● **WORK REQUIRED**
Write out all of the lines below, exactly and completely.
•••
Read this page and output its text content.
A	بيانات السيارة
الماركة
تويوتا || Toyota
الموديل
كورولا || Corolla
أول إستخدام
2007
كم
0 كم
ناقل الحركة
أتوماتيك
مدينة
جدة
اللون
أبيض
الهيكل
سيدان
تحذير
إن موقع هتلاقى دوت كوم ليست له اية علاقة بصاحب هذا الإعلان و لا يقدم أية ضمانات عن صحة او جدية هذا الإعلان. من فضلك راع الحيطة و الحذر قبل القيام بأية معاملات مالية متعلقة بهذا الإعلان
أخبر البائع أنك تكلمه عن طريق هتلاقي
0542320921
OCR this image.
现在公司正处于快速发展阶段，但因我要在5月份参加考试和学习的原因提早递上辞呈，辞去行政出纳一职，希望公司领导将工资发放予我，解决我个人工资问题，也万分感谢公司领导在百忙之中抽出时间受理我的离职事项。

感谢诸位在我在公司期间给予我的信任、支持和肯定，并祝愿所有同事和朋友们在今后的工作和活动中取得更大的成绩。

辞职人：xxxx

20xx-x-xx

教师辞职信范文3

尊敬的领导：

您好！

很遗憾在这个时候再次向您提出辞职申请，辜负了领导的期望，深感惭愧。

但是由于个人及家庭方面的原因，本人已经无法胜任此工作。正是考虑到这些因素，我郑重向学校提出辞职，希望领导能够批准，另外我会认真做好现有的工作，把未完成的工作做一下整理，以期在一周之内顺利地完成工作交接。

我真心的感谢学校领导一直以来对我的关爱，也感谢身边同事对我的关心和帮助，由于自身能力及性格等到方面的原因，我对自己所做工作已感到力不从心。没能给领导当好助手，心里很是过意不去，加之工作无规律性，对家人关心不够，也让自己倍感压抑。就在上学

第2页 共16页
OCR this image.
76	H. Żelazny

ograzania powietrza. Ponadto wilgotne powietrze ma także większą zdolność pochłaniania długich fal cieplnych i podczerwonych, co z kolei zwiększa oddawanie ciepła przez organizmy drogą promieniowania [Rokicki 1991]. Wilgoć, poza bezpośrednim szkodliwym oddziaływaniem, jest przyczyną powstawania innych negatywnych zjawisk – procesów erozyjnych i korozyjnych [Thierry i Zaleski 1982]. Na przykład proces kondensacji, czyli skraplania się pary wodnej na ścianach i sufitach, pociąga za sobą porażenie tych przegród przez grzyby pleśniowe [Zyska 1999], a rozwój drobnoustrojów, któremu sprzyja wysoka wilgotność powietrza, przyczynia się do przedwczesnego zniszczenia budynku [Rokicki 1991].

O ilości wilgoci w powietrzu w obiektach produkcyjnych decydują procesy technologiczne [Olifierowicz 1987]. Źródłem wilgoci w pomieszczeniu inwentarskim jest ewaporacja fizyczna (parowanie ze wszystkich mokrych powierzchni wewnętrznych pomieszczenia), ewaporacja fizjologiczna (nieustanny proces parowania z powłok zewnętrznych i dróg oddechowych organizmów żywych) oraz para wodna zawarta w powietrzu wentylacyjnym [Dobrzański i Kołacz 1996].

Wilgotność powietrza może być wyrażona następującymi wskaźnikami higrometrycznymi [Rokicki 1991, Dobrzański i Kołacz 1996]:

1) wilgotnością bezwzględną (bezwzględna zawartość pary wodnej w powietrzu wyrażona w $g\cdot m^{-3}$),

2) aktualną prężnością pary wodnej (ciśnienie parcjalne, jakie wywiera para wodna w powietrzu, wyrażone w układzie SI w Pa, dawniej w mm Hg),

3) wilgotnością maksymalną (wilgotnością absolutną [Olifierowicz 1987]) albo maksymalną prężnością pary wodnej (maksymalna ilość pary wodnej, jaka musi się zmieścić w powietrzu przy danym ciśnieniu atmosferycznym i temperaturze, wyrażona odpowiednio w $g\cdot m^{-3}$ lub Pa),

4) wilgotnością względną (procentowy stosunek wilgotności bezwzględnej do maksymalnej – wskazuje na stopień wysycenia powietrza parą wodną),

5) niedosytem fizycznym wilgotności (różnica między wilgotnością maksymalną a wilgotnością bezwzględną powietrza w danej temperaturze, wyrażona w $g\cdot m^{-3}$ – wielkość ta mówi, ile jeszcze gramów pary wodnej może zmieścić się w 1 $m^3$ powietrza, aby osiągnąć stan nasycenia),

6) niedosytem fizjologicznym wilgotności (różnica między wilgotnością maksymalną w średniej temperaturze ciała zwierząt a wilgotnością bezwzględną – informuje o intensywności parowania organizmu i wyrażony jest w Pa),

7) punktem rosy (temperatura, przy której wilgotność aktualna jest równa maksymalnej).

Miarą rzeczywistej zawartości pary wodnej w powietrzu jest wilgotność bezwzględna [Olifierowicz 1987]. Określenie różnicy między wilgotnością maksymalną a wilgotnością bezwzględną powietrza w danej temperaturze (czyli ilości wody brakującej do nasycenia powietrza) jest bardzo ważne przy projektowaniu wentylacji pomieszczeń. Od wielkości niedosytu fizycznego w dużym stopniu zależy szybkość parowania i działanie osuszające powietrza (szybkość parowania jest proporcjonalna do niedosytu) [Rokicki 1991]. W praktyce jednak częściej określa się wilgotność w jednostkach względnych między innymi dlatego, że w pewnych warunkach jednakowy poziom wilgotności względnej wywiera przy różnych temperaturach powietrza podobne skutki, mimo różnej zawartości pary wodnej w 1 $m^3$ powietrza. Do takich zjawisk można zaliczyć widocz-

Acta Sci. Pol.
•••
● **PROBLEM SOLUTION**
Read this page and output its text content.
A	بيانات السيارة
الماركة
تويوتا || Toyota
الموديل
كورولا || Corolla
أول إستخدام
2007
كم
0 كم
ناقل الحركة
أتوماتيك
مدينة
جدة
اللون
أبيض
الهيكل
سيدان
تحذير
إن موقع هتلاقى دوت كوم ليست له اية علاقة بصاحب هذا الإعلان و لا يقدم أية ضمانات عن صحة او جدية هذا الإعلان. من فضلك راع الحيطة و الحذر قبل القيام بأية معاملات مالية متعلقة بهذا الإعلان
أخبر البائع أنك تكلمه عن طريق هتلاقي
0542320921
OCR this image.
现在公司正处于快速发展阶段，但因我要在5月份参加考试和学习的原因提早递上辞呈，辞去行政出纳一职，希望公司领导将工资发放予我，解决我个人工资问题，也万分感谢公司领导在百忙之中抽出时间受理我的离职事项。

感谢诸位在我在公司期间给予我的信任、支持和肯定，并祝愿所有同事和朋友们在今后的工作和活动中取得更大的成绩。

辞职人：xxxx

20xx-x-xx

教师辞职信范文3

尊敬的领导：

您好！

很遗憾在这个时候再次向您提出辞职申请，辜负了领导的期望，深感惭愧。

但是由于个人及家庭方面的原因，本人已经无法胜任此工作。正是考虑到这些因素，我郑重向学校提出辞职，希望领导能够批准，另外我会认真做好现有的工作，把未完成的工作做一下整理，以期在一周之内顺利地完成工作交接。

我真心的感谢学校领导一直以来对我的关爱，也感谢身边同事对我的关心和帮助，由于自身能力及性格等到方面的原因，我对自己所做工作已感到力不从心。没能给领导当好助手，心里很是过意不去，加之工作无规律性，对家人关心不够，也让自己倍感压抑。就在上学

第2页 共16页
OCR this image.
76	H. Żelazny

ograzania powietrza. Ponadto wilgotne powietrze ma także większą zdolność pochłaniania długich fal cieplnych i podczerwonych, co z kolei zwiększa oddawanie ciepła przez organizmy drogą promieniowania [Rokicki 1991]. Wilgoć, poza bezpośrednim szkodliwym oddziaływaniem, jest przyczyną powstawania innych negatywnych zjawisk – procesów erozyjnych i korozyjnych [Thierry i Zaleski 1982]. Na przykład proces kondensacji, czyli skraplania się pary wodnej na ścianach i sufitach, pociąga za sobą porażenie tych przegród przez grzyby pleśniowe [Zyska 1999], a rozwój drobnoustrojów, któremu sprzyja wysoka wilgotność powietrza, przyczynia się do przedwczesnego zniszczenia budynku [Rokicki 1991].

O ilości wilgoci w powietrzu w obiektach produkcyjnych decydują procesy technologiczne [Olifierowicz 1987]. Źródłem wilgoci w pomieszczeniu inwentarskim jest ewaporacja fizyczna (parowanie ze wszystkich mokrych powierzchni wewnętrznych pomieszczenia), ewaporacja fizjologiczna (nieustanny proces parowania z powłok zewnętrznych i dróg oddechowych organizmów żywych) oraz para wodna zawarta w powietrzu wentylacyjnym [Dobrzański i Kołacz 1996].

Wilgotność powietrza może być wyrażona następującymi wskaźnikami higrometrycznymi [Rokicki 1991, Dobrzański i Kołacz 1996]:

1) wilgotnością bezwzględną (bezwzględna zawartość pary wodnej w powietrzu wyrażona w $g\cdot m^{-3}$),

2) aktualną prężnością pary wodnej (ciśnienie parcjalne, jakie wywiera para wodna w powietrzu, wyrażone w układzie SI w Pa, dawniej w mm Hg),

3) wilgotnością maksymalną (wilgotnością absolutną [Olifierowicz 1987]) albo maksymalną prężnością pary wodnej (maksymalna ilość pary wodnej, jaka musi się zmieścić w powietrzu przy danym ciśnieniu atmosferycznym i temperaturze, wyrażona odpowiednio w $g\cdot m^{-3}$ lub Pa),

4) wilgotnością względną (procentowy stosunek wilgotności bezwzględnej do maksymalnej – wskazuje na stopień wysycenia powietrza parą wodną),

5) niedosytem fizycznym wilgotności (różnica między wilgotnością maksymalną a wilgotnością bezwzględną powietrza w danej temperaturze, wyrażona w $g\cdot m^{-3}$ – wielkość ta mówi, ile jeszcze gramów pary wodnej może zmieścić się w 1 $m^3$ powietrza, aby osiągnąć stan nasycenia),

6) niedosytem fizjologicznym wilgotności (różnica między wilgotnością maksymalną w średniej temperaturze ciała zwierząt a wilgotnością bezwzględną – informuje o intensywności parowania organizmu i wyrażony jest w Pa),

7) punktem rosy (temperatura, przy której wilgotność aktualna jest równa maksymalnej).

Miarą rzeczywistej zawartości pary wodnej w powietrzu jest wilgotność bezwzględna [Olifierowicz 1987]. Określenie różnicy między wilgotnością maksymalną a wilgotnością bezwzględną powietrza w danej temperaturze (czyli ilości wody brakującej do nasycenia powietrza) jest bardzo ważne przy projektowaniu wentylacji pomieszczeń. Od wielkości niedosytu fizycznego w dużym stopniu zależy szybkość parowania i działanie osuszające powietrza (szybkość parowania jest proporcjonalna do niedosytu) [Rokicki 1991]. W praktyce jednak częściej określa się wilgotność w jednostkach względnych między innymi dlatego, że w pewnych warunkach jednakowy poziom wilgotności względnej wywiera przy różnych temperaturach powietrza podobne skutki, mimo różnej zawartości pary wodnej w 1 $m^3$ powietrza. Do takich zjawisk można zaliczyć widocz-

Acta Sci. Pol.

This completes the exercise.